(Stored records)

>>>>>

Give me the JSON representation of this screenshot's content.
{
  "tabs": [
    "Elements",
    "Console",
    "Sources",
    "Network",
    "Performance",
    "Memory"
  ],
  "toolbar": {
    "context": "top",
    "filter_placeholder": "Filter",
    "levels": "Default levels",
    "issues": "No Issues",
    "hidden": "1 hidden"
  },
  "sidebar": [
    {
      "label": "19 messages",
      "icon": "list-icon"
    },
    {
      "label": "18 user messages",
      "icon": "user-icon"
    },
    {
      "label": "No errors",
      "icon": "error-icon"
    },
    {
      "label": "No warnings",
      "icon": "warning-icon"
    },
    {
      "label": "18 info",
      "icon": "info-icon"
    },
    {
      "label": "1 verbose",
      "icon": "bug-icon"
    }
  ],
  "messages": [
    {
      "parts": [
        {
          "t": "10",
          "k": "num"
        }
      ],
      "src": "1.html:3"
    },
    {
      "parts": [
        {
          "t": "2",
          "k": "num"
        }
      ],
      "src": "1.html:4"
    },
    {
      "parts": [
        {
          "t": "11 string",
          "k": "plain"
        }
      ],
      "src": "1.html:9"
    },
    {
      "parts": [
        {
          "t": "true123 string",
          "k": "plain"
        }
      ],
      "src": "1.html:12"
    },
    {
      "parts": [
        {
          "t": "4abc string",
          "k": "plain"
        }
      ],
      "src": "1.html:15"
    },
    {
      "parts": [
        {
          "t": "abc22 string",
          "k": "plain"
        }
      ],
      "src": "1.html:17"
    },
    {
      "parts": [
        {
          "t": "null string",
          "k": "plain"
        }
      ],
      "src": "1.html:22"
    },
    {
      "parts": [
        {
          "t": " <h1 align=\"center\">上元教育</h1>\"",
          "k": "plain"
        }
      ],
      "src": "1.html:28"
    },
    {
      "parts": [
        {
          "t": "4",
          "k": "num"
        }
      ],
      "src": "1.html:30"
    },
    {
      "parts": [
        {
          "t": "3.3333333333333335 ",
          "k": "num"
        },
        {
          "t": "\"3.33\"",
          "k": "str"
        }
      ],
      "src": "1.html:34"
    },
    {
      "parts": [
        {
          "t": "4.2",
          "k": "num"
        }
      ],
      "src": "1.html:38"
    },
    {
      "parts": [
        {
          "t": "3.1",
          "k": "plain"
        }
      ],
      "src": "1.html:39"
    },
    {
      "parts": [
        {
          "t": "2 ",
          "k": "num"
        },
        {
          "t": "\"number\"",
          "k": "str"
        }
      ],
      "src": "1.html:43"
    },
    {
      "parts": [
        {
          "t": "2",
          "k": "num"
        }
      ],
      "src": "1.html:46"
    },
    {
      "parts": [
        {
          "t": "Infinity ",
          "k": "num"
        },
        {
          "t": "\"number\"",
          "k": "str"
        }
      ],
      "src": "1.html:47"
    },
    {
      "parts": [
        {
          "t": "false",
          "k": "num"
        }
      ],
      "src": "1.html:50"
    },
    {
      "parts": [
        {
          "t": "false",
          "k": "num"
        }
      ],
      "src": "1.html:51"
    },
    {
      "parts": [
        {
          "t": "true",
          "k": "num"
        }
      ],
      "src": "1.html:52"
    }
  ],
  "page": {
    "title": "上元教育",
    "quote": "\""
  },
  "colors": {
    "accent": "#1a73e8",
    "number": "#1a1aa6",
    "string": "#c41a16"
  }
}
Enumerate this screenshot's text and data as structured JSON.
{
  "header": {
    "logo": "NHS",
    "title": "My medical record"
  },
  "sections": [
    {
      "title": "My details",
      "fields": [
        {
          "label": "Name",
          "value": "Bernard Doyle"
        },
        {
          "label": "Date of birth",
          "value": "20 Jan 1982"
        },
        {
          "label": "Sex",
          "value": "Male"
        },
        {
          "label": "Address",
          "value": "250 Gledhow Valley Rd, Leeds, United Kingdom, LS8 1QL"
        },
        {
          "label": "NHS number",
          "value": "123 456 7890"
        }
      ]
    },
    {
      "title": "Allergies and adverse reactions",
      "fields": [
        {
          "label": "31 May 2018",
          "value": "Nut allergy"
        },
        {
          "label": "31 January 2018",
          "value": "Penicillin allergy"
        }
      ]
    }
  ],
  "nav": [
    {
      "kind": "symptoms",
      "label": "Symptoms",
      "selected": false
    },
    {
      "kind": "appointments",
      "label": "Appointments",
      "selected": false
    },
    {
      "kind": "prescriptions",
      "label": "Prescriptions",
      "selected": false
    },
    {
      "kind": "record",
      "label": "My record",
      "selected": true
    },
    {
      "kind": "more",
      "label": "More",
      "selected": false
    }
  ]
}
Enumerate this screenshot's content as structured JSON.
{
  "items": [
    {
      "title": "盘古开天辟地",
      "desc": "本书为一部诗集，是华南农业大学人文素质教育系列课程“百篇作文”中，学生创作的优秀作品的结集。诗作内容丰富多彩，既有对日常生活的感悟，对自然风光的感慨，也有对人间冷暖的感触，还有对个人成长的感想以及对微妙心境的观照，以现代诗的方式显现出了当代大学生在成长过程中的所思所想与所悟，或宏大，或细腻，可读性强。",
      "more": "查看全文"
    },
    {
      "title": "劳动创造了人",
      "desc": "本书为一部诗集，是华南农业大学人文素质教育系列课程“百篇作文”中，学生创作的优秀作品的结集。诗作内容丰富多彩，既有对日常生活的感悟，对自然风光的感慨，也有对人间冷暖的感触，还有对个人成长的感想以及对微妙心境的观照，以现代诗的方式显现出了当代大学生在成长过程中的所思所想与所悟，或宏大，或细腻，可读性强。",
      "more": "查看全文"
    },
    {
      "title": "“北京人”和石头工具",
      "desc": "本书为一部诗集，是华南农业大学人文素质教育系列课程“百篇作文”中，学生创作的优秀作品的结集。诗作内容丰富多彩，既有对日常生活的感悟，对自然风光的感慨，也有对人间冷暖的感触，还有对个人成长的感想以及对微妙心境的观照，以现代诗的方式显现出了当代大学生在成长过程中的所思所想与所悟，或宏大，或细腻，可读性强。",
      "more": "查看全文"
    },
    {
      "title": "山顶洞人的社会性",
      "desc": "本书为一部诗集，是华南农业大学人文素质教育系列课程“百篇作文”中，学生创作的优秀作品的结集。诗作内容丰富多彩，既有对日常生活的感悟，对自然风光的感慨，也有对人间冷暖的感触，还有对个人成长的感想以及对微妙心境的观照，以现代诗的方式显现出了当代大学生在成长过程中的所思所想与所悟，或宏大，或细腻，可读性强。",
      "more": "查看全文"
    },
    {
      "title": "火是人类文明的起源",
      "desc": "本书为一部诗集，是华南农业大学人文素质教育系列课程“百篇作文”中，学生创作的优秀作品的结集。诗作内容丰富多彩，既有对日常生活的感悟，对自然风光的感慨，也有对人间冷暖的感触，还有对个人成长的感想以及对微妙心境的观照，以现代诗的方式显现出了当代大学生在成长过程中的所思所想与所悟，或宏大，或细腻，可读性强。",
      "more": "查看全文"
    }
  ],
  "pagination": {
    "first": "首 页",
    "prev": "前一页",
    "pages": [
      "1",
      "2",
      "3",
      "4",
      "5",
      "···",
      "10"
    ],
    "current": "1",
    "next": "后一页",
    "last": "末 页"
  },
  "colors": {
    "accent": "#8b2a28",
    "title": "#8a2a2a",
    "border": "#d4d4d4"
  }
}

<<<<<

■ What is expected ■
In the listing above, locate each line with "number" and copy it.

■ Completed task ■
          "t": "\"number\"",
          "t": "\"number\"",
    "number": "#1a1aa6",
          "label": "NHS number",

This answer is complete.